### EXTRACTED RECORDS ###

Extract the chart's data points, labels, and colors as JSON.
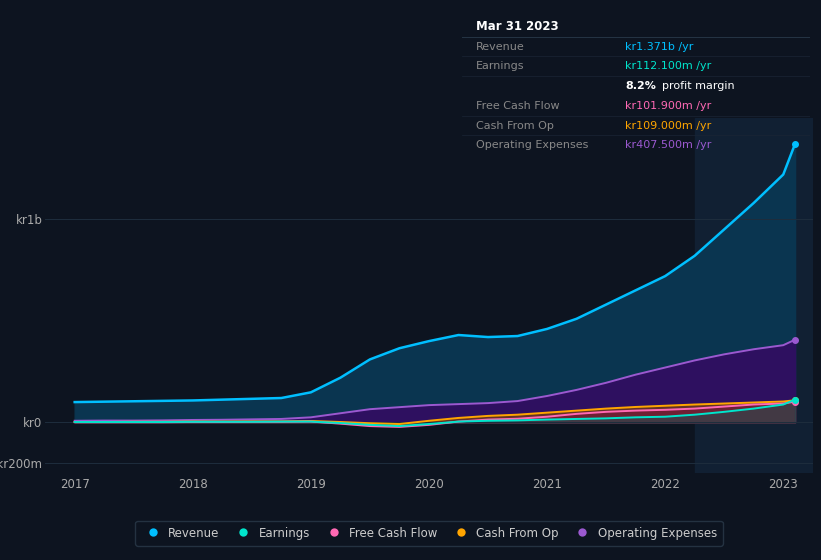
{
  "background_color": "#0d1420",
  "plot_bg_color": "#0d1420",
  "grid_color": "#1e2d3d",
  "highlight_color": "#112033",
  "years": [
    2017.0,
    2017.25,
    2017.5,
    2017.75,
    2018.0,
    2018.25,
    2018.5,
    2018.75,
    2019.0,
    2019.25,
    2019.5,
    2019.75,
    2020.0,
    2020.25,
    2020.5,
    2020.75,
    2021.0,
    2021.25,
    2021.5,
    2021.75,
    2022.0,
    2022.25,
    2022.5,
    2022.75,
    2023.0,
    2023.1
  ],
  "revenue": [
    100,
    102,
    104,
    106,
    108,
    112,
    116,
    120,
    148,
    220,
    310,
    365,
    400,
    430,
    420,
    425,
    460,
    510,
    580,
    650,
    720,
    820,
    950,
    1080,
    1220,
    1371
  ],
  "earnings": [
    2,
    2,
    2,
    2,
    3,
    3,
    3,
    4,
    4,
    -3,
    -12,
    -18,
    -8,
    4,
    8,
    10,
    14,
    17,
    20,
    25,
    28,
    38,
    52,
    68,
    88,
    112
  ],
  "free_cash_flow": [
    1,
    1,
    1,
    1,
    2,
    2,
    3,
    3,
    4,
    -6,
    -18,
    -22,
    -12,
    4,
    14,
    18,
    28,
    42,
    52,
    58,
    62,
    68,
    78,
    88,
    93,
    102
  ],
  "cash_from_op": [
    2,
    2,
    3,
    3,
    4,
    4,
    5,
    5,
    7,
    2,
    -4,
    -8,
    8,
    22,
    32,
    38,
    48,
    58,
    68,
    76,
    82,
    88,
    93,
    98,
    103,
    109
  ],
  "operating_expenses": [
    8,
    9,
    9,
    10,
    12,
    13,
    15,
    17,
    25,
    45,
    65,
    75,
    85,
    90,
    95,
    105,
    130,
    160,
    195,
    235,
    270,
    305,
    335,
    360,
    380,
    407
  ],
  "revenue_color": "#00bfff",
  "earnings_color": "#00e5cc",
  "fcf_color": "#ff69b4",
  "cashop_color": "#ffa500",
  "opex_color": "#9b59d0",
  "revenue_fill": "#0a3550",
  "opex_fill": "#2e1060",
  "highlight_x": 2022.25,
  "ylim": [
    -250,
    1500
  ],
  "xlim": [
    2016.75,
    2023.25
  ],
  "legend_items": [
    {
      "label": "Revenue",
      "color": "#00bfff"
    },
    {
      "label": "Earnings",
      "color": "#00e5cc"
    },
    {
      "label": "Free Cash Flow",
      "color": "#ff69b4"
    },
    {
      "label": "Cash From Op",
      "color": "#ffa500"
    },
    {
      "label": "Operating Expenses",
      "color": "#9b59d0"
    }
  ]
}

###

(TASK PROMPT):
Print each line of the material above exactly, with the pictures removed from your copy.

(RESPONSE):
Extract the chart's data points, labels, and colors as JSON.
{
  "background_color": "#0d1420",
  "plot_bg_color": "#0d1420",
  "grid_color": "#1e2d3d",
  "highlight_color": "#112033",
  "years": [
    2017.0,
    2017.25,
    2017.5,
    2017.75,
    2018.0,
    2018.25,
    2018.5,
    2018.75,
    2019.0,
    2019.25,
    2019.5,
    2019.75,
    2020.0,
    2020.25,
    2020.5,
    2020.75,
    2021.0,
    2021.25,
    2021.5,
    2021.75,
    2022.0,
    2022.25,
    2022.5,
    2022.75,
    2023.0,
    2023.1
  ],
  "revenue": [
    100,
    102,
    104,
    106,
    108,
    112,
    116,
    120,
    148,
    220,
    310,
    365,
    400,
    430,
    420,
    425,
    460,
    510,
    580,
    650,
    720,
    820,
    950,
    1080,
    1220,
    1371
  ],
  "earnings": [
    2,
    2,
    2,
    2,
    3,
    3,
    3,
    4,
    4,
    -3,
    -12,
    -18,
    -8,
    4,
    8,
    10,
    14,
    17,
    20,
    25,
    28,
    38,
    52,
    68,
    88,
    112
  ],
  "free_cash_flow": [
    1,
    1,
    1,
    1,
    2,
    2,
    3,
    3,
    4,
    -6,
    -18,
    -22,
    -12,
    4,
    14,
    18,
    28,
    42,
    52,
    58,
    62,
    68,
    78,
    88,
    93,
    102
  ],
  "cash_from_op": [
    2,
    2,
    3,
    3,
    4,
    4,
    5,
    5,
    7,
    2,
    -4,
    -8,
    8,
    22,
    32,
    38,
    48,
    58,
    68,
    76,
    82,
    88,
    93,
    98,
    103,
    109
  ],
  "operating_expenses": [
    8,
    9,
    9,
    10,
    12,
    13,
    15,
    17,
    25,
    45,
    65,
    75,
    85,
    90,
    95,
    105,
    130,
    160,
    195,
    235,
    270,
    305,
    335,
    360,
    380,
    407
  ],
  "revenue_color": "#00bfff",
  "earnings_color": "#00e5cc",
  "fcf_color": "#ff69b4",
  "cashop_color": "#ffa500",
  "opex_color": "#9b59d0",
  "revenue_fill": "#0a3550",
  "opex_fill": "#2e1060",
  "highlight_x": 2022.25,
  "ylim": [
    -250,
    1500
  ],
  "xlim": [
    2016.75,
    2023.25
  ],
  "legend_items": [
    {
      "label": "Revenue",
      "color": "#00bfff"
    },
    {
      "label": "Earnings",
      "color": "#00e5cc"
    },
    {
      "label": "Free Cash Flow",
      "color": "#ff69b4"
    },
    {
      "label": "Cash From Op",
      "color": "#ffa500"
    },
    {
      "label": "Operating Expenses",
      "color": "#9b59d0"
    }
  ]
}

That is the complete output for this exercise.